_Given instruction_
Each line below either holds the string "following" or doesn't. Count those that do and give only the number.

BEGIN

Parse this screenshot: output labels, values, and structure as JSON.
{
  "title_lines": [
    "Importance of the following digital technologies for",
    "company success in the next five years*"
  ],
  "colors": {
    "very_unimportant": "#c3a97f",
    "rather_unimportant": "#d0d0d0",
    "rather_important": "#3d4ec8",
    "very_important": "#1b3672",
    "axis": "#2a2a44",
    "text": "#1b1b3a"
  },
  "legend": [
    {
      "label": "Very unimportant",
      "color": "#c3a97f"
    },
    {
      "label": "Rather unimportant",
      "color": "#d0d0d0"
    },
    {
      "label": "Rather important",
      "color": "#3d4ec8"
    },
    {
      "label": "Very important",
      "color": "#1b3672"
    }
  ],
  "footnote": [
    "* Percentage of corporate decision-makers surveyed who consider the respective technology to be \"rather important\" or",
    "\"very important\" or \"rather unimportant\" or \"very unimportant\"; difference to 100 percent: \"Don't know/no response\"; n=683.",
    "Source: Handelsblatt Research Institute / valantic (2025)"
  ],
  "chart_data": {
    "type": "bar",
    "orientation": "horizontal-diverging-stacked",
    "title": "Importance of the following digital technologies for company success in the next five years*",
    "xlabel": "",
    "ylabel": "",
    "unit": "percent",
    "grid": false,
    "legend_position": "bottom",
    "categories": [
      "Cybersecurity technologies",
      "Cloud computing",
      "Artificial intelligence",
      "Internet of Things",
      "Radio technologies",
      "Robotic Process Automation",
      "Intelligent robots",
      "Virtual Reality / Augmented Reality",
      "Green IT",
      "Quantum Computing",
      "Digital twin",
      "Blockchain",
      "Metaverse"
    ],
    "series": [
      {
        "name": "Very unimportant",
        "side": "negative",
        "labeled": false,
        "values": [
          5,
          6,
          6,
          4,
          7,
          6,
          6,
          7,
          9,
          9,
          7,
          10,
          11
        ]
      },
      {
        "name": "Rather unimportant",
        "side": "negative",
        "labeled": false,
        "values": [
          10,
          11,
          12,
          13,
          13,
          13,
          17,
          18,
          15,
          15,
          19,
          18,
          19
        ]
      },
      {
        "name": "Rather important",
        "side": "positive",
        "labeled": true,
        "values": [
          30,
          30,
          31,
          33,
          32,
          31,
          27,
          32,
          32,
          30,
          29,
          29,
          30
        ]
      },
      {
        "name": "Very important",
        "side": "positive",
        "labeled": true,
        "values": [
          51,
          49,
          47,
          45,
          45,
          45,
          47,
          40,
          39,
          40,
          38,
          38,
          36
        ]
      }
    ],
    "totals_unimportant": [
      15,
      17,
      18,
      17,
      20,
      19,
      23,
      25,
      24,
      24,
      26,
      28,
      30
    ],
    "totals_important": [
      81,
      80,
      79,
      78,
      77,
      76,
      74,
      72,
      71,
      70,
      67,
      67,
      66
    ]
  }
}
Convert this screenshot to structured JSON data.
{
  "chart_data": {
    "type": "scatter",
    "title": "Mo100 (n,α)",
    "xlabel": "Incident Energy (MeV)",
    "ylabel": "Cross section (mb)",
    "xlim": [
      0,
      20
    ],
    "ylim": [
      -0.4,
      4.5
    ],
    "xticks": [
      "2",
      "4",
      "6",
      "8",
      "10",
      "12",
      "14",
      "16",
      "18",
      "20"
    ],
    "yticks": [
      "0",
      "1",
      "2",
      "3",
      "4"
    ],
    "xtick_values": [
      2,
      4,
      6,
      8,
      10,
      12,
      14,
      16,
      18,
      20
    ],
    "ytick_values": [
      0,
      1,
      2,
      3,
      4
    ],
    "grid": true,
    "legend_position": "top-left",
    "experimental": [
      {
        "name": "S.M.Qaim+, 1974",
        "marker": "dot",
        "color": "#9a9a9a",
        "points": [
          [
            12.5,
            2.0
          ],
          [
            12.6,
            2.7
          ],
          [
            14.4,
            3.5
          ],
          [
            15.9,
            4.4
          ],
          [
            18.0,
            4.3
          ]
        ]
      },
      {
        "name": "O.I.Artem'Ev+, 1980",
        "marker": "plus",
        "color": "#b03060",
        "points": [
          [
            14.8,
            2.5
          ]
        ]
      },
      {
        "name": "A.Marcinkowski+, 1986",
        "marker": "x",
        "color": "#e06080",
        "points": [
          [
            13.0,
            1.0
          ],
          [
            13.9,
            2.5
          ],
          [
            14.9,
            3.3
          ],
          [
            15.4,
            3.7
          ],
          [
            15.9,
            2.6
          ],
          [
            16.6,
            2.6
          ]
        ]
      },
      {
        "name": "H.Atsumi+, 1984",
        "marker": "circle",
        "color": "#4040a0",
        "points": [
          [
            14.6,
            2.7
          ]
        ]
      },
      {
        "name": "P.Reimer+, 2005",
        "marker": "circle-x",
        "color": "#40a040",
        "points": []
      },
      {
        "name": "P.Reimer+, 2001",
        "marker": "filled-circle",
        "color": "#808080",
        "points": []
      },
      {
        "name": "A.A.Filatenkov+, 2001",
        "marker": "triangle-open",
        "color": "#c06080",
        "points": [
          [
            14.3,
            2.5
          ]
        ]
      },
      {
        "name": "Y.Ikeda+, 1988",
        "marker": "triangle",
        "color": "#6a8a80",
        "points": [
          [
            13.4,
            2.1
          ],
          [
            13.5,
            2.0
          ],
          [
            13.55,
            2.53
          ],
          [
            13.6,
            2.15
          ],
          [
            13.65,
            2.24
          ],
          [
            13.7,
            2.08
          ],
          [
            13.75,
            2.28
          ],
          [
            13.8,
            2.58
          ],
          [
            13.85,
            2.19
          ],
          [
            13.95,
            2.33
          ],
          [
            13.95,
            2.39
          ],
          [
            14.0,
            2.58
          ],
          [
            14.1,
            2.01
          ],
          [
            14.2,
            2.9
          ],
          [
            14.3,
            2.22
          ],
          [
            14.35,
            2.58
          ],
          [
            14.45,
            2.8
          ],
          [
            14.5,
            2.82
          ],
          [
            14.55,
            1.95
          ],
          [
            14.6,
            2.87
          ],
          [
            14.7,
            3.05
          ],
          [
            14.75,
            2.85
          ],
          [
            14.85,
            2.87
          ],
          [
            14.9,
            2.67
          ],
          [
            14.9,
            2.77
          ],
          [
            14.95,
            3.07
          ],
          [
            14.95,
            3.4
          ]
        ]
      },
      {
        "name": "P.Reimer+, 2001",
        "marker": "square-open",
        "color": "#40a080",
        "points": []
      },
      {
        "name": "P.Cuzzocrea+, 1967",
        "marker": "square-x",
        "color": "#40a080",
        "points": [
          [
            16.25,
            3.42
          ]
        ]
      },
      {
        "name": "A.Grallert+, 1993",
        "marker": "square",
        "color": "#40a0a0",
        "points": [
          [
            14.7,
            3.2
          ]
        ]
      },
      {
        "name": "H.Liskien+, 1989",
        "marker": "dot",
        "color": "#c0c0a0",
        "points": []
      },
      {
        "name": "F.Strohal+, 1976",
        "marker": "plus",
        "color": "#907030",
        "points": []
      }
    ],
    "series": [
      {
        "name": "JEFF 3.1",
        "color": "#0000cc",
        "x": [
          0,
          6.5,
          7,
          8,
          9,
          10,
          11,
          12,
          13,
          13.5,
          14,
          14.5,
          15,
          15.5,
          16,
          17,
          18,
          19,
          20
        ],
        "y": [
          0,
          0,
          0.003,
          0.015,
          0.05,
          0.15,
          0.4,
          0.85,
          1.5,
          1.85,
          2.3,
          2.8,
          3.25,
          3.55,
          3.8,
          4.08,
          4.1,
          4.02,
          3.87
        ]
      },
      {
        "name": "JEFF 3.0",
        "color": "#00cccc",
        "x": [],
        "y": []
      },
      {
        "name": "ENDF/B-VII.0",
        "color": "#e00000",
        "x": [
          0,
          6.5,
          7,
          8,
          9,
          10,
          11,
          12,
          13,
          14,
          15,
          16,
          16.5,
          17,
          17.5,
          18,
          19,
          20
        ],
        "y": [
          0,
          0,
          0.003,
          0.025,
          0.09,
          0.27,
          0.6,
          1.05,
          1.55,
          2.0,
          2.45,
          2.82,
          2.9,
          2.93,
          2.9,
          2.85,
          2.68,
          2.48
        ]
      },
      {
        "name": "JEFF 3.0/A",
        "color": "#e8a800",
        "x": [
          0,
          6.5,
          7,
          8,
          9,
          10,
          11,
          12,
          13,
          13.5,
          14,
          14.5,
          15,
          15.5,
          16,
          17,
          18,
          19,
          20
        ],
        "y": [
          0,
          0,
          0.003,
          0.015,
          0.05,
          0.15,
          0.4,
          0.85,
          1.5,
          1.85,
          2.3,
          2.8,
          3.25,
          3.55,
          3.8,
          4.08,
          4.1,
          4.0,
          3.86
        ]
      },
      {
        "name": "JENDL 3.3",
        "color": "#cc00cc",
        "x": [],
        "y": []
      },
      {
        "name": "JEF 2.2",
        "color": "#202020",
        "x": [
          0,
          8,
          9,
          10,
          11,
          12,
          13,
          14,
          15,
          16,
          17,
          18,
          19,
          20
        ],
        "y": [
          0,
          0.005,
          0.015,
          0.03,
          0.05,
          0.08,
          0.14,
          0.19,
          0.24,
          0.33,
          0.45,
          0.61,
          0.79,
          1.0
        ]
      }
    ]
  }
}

END

_Exercise output_
2